--- Problem ---
Look for "xlabel" in each line of the entries, and return the matching lines.

=-=-=-=-=

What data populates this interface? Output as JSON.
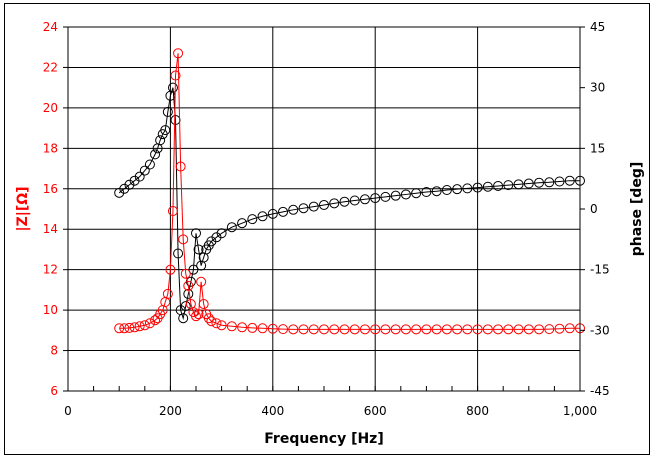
{
  "chart_data": {
    "type": "scatter",
    "title": "",
    "xlabel": "Frequency [Hz]",
    "ylabel": "|Z|[Ω]",
    "y2label": "phase [deg]",
    "xlim": [
      0,
      1000
    ],
    "ylim": [
      6,
      24
    ],
    "y2lim": [
      -45,
      45
    ],
    "x_ticks": [
      0,
      200,
      400,
      600,
      800,
      1000
    ],
    "x_tick_labels": [
      "0",
      "200",
      "400",
      "600",
      "800",
      "1,000"
    ],
    "y_ticks": [
      6,
      8,
      10,
      12,
      14,
      16,
      18,
      20,
      22,
      24
    ],
    "y_tick_labels": [
      "6",
      "8",
      "10",
      "12",
      "14",
      "16",
      "18",
      "20",
      "22",
      "24"
    ],
    "y2_ticks": [
      -45,
      -30,
      -15,
      0,
      15,
      30,
      45
    ],
    "y2_tick_labels": [
      "-45",
      "-30",
      "-15",
      "0",
      "15",
      "30",
      "45"
    ],
    "grid": true,
    "legend": "none",
    "x": [
      100,
      110,
      120,
      130,
      140,
      150,
      160,
      170,
      175,
      180,
      185,
      190,
      195,
      200,
      205,
      210,
      215,
      220,
      225,
      230,
      235,
      240,
      245,
      250,
      255,
      260,
      265,
      270,
      275,
      280,
      290,
      300,
      320,
      340,
      360,
      380,
      400,
      420,
      440,
      460,
      480,
      500,
      520,
      540,
      560,
      580,
      600,
      620,
      640,
      660,
      680,
      700,
      720,
      740,
      760,
      780,
      800,
      820,
      840,
      860,
      880,
      900,
      920,
      940,
      960,
      980,
      1000
    ],
    "series": [
      {
        "name": "|Z|",
        "axis": "left",
        "color": "#ff0000",
        "values": [
          9.1,
          9.1,
          9.12,
          9.15,
          9.2,
          9.25,
          9.35,
          9.5,
          9.6,
          9.8,
          10.0,
          10.4,
          10.8,
          12.0,
          14.9,
          21.6,
          22.7,
          17.1,
          13.5,
          11.8,
          11.2,
          10.3,
          9.9,
          9.7,
          9.8,
          11.4,
          10.3,
          9.8,
          9.6,
          9.45,
          9.35,
          9.25,
          9.2,
          9.15,
          9.12,
          9.1,
          9.08,
          9.06,
          9.05,
          9.05,
          9.05,
          9.05,
          9.05,
          9.05,
          9.05,
          9.05,
          9.05,
          9.05,
          9.05,
          9.05,
          9.05,
          9.05,
          9.05,
          9.05,
          9.05,
          9.05,
          9.05,
          9.05,
          9.05,
          9.05,
          9.05,
          9.05,
          9.05,
          9.06,
          9.08,
          9.1,
          9.1
        ]
      },
      {
        "name": "phase",
        "axis": "right",
        "color": "#000000",
        "values": [
          4,
          5,
          6,
          7,
          8,
          9.5,
          11,
          13.5,
          15,
          17,
          18.5,
          19.5,
          24,
          28,
          30,
          22,
          -11,
          -25,
          -27,
          -24,
          -21,
          -18,
          -15,
          -6,
          -10,
          -14,
          -12,
          -10,
          -9,
          -8,
          -7,
          -6,
          -4.5,
          -3.5,
          -2.5,
          -1.8,
          -1.2,
          -0.7,
          -0.2,
          0.2,
          0.6,
          1,
          1.4,
          1.8,
          2.1,
          2.4,
          2.7,
          3,
          3.3,
          3.6,
          3.9,
          4.2,
          4.4,
          4.7,
          4.9,
          5.1,
          5.3,
          5.5,
          5.7,
          5.9,
          6.1,
          6.3,
          6.5,
          6.6,
          6.8,
          7,
          7
        ]
      }
    ]
  }
}
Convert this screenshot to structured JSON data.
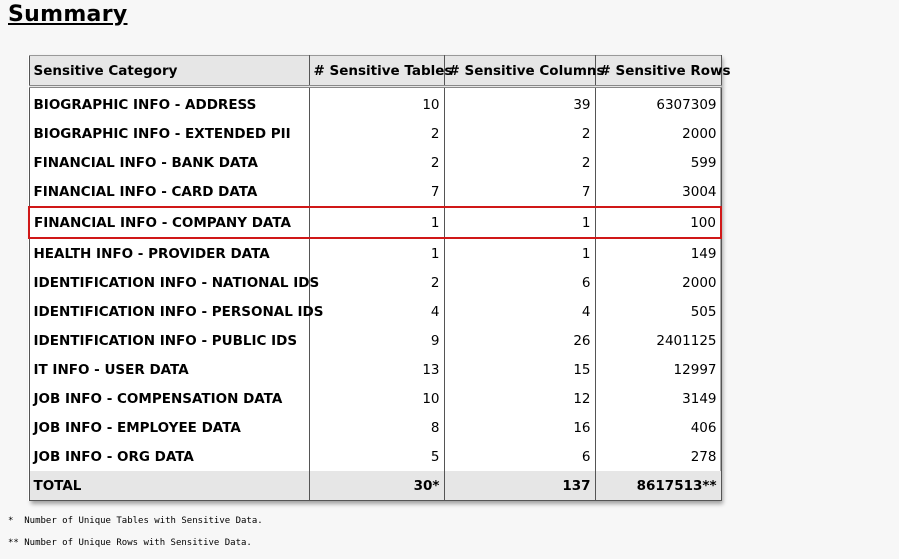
{
  "title": "Summary",
  "table": {
    "headers": [
      "Sensitive Category",
      "# Sensitive Tables",
      "# Sensitive Columns",
      "# Sensitive Rows"
    ],
    "rows": [
      {
        "category": "BIOGRAPHIC INFO - ADDRESS",
        "tables": "10",
        "columns": "39",
        "rows": "6307309"
      },
      {
        "category": "BIOGRAPHIC INFO - EXTENDED PII",
        "tables": "2",
        "columns": "2",
        "rows": "2000"
      },
      {
        "category": "FINANCIAL INFO - BANK DATA",
        "tables": "2",
        "columns": "2",
        "rows": "599"
      },
      {
        "category": "FINANCIAL INFO - CARD DATA",
        "tables": "7",
        "columns": "7",
        "rows": "3004"
      },
      {
        "category": "FINANCIAL INFO - COMPANY DATA",
        "tables": "1",
        "columns": "1",
        "rows": "100",
        "highlighted": true
      },
      {
        "category": "HEALTH INFO - PROVIDER DATA",
        "tables": "1",
        "columns": "1",
        "rows": "149"
      },
      {
        "category": "IDENTIFICATION INFO - NATIONAL IDS",
        "tables": "2",
        "columns": "6",
        "rows": "2000"
      },
      {
        "category": "IDENTIFICATION INFO - PERSONAL IDS",
        "tables": "4",
        "columns": "4",
        "rows": "505"
      },
      {
        "category": "IDENTIFICATION INFO - PUBLIC IDS",
        "tables": "9",
        "columns": "26",
        "rows": "2401125"
      },
      {
        "category": "IT INFO - USER DATA",
        "tables": "13",
        "columns": "15",
        "rows": "12997"
      },
      {
        "category": "JOB INFO - COMPENSATION DATA",
        "tables": "10",
        "columns": "12",
        "rows": "3149"
      },
      {
        "category": "JOB INFO - EMPLOYEE DATA",
        "tables": "8",
        "columns": "16",
        "rows": "406"
      },
      {
        "category": "JOB INFO - ORG DATA",
        "tables": "5",
        "columns": "6",
        "rows": "278"
      }
    ],
    "total": {
      "category": "TOTAL",
      "tables": "30*",
      "columns": "137",
      "rows": "8617513**"
    }
  },
  "notes": [
    "*  Number of Unique Tables with Sensitive Data.",
    "** Number of Unique Rows with Sensitive Data."
  ],
  "colors": {
    "highlight": "#d01818",
    "header_bg": "#e6e6e6"
  }
}
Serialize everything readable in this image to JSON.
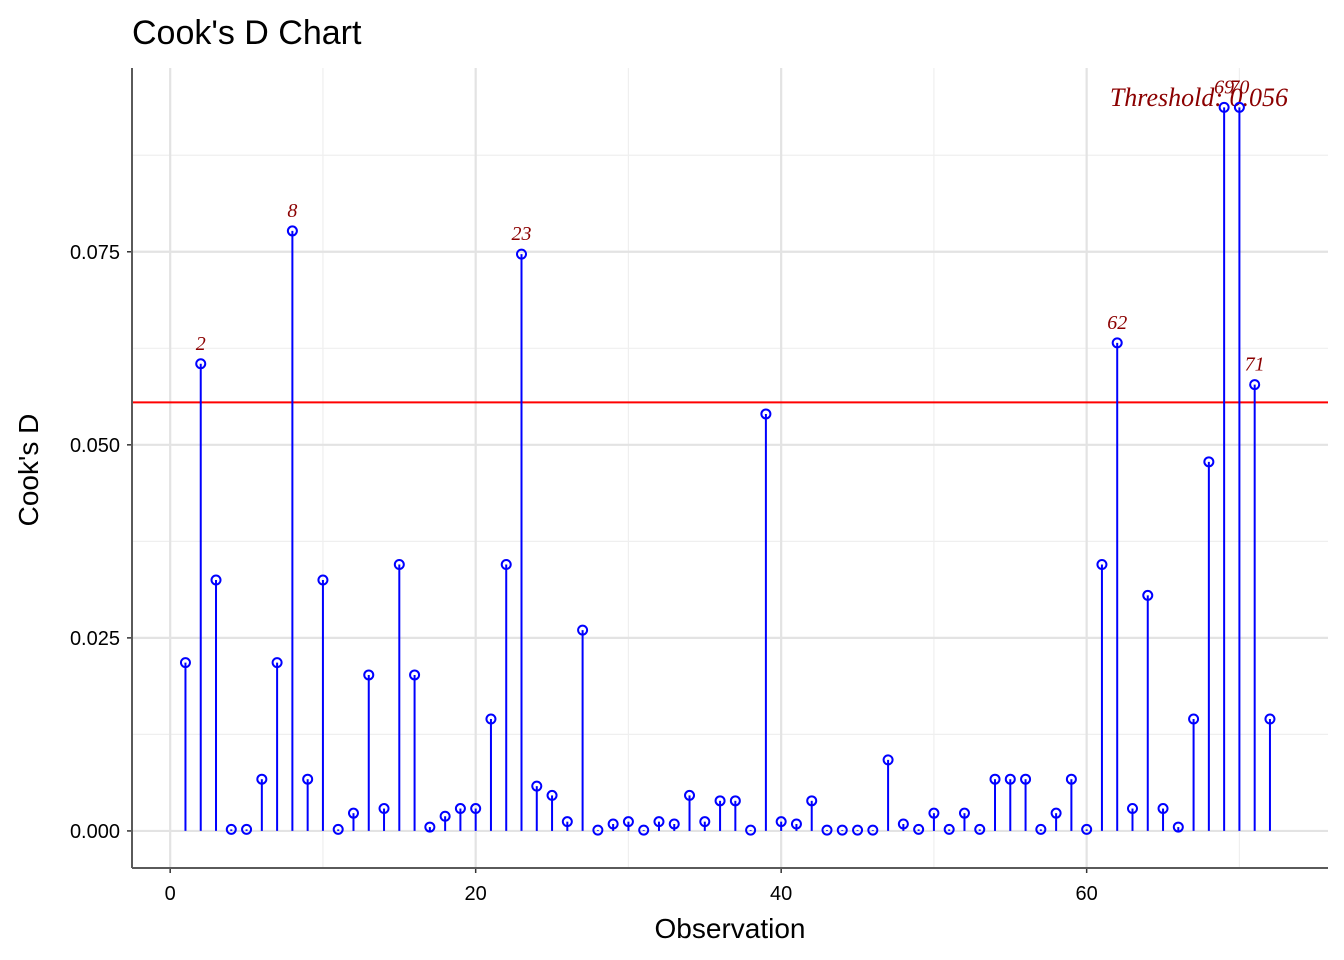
{
  "chart_data": {
    "type": "scatter",
    "title": "Cook's D Chart",
    "xlabel": "Observation",
    "ylabel": "Cook's D",
    "xlim": [
      -2.5,
      75.8
    ],
    "ylim": [
      -0.0048,
      0.0988
    ],
    "x_ticks": [
      {
        "value": 0,
        "label": "0"
      },
      {
        "value": 20,
        "label": "20"
      },
      {
        "value": 40,
        "label": "40"
      },
      {
        "value": 60,
        "label": "60"
      }
    ],
    "y_ticks": [
      {
        "value": 0.0,
        "label": "0.000"
      },
      {
        "value": 0.025,
        "label": "0.025"
      },
      {
        "value": 0.05,
        "label": "0.050"
      },
      {
        "value": 0.075,
        "label": "0.075"
      }
    ],
    "grid": true,
    "threshold": {
      "value": 0.0555,
      "label": "Threshold: 0.056",
      "color": "#ff0000",
      "label_color": "#8b0000"
    },
    "series": [
      {
        "color": "#0000ff",
        "x": [
          1,
          2,
          3,
          4,
          5,
          6,
          7,
          8,
          9,
          10,
          11,
          12,
          13,
          14,
          15,
          16,
          17,
          18,
          19,
          20,
          21,
          22,
          23,
          24,
          25,
          26,
          27,
          28,
          29,
          30,
          31,
          32,
          33,
          34,
          35,
          36,
          37,
          38,
          39,
          40,
          41,
          42,
          43,
          44,
          45,
          46,
          47,
          48,
          49,
          50,
          51,
          52,
          53,
          54,
          55,
          56,
          57,
          58,
          59,
          60,
          61,
          62,
          63,
          64,
          65,
          66,
          67,
          68,
          69,
          70,
          71,
          72
        ],
        "y": [
          0.0218,
          0.0605,
          0.0325,
          0.0002,
          0.0002,
          0.0067,
          0.0218,
          0.0777,
          0.0067,
          0.0325,
          0.0002,
          0.0023,
          0.0202,
          0.0029,
          0.0345,
          0.0202,
          0.0005,
          0.0019,
          0.0029,
          0.0029,
          0.0145,
          0.0345,
          0.0747,
          0.0058,
          0.0046,
          0.0012,
          0.026,
          0.0001,
          0.0009,
          0.0012,
          0.0001,
          0.0012,
          0.0009,
          0.0046,
          0.0012,
          0.0039,
          0.0039,
          0.0001,
          0.054,
          0.0012,
          0.0009,
          0.0039,
          0.0001,
          0.0001,
          0.0001,
          0.0001,
          0.0092,
          0.0009,
          0.0002,
          0.0023,
          0.0002,
          0.0023,
          0.0002,
          0.0067,
          0.0067,
          0.0067,
          0.0002,
          0.0023,
          0.0067,
          0.0002,
          0.0345,
          0.0632,
          0.0029,
          0.0305,
          0.0029,
          0.0005,
          0.0145,
          0.0478,
          0.0937,
          0.0937,
          0.0578,
          0.0145
        ]
      }
    ],
    "annotations": [
      {
        "x": 2,
        "y": 0.0605,
        "text": "2"
      },
      {
        "x": 8,
        "y": 0.0777,
        "text": "8"
      },
      {
        "x": 23,
        "y": 0.0747,
        "text": "23"
      },
      {
        "x": 62,
        "y": 0.0632,
        "text": "62"
      },
      {
        "x": 69,
        "y": 0.0937,
        "text": "69"
      },
      {
        "x": 70,
        "y": 0.0937,
        "text": "70"
      },
      {
        "x": 71,
        "y": 0.0578,
        "text": "71"
      }
    ],
    "annotation_color": "#8b0000"
  }
}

=-=-=-=-=

--- Output for this task ---
    "xlabel": "Frequency [Hz]",
    "xlabel": "Observation",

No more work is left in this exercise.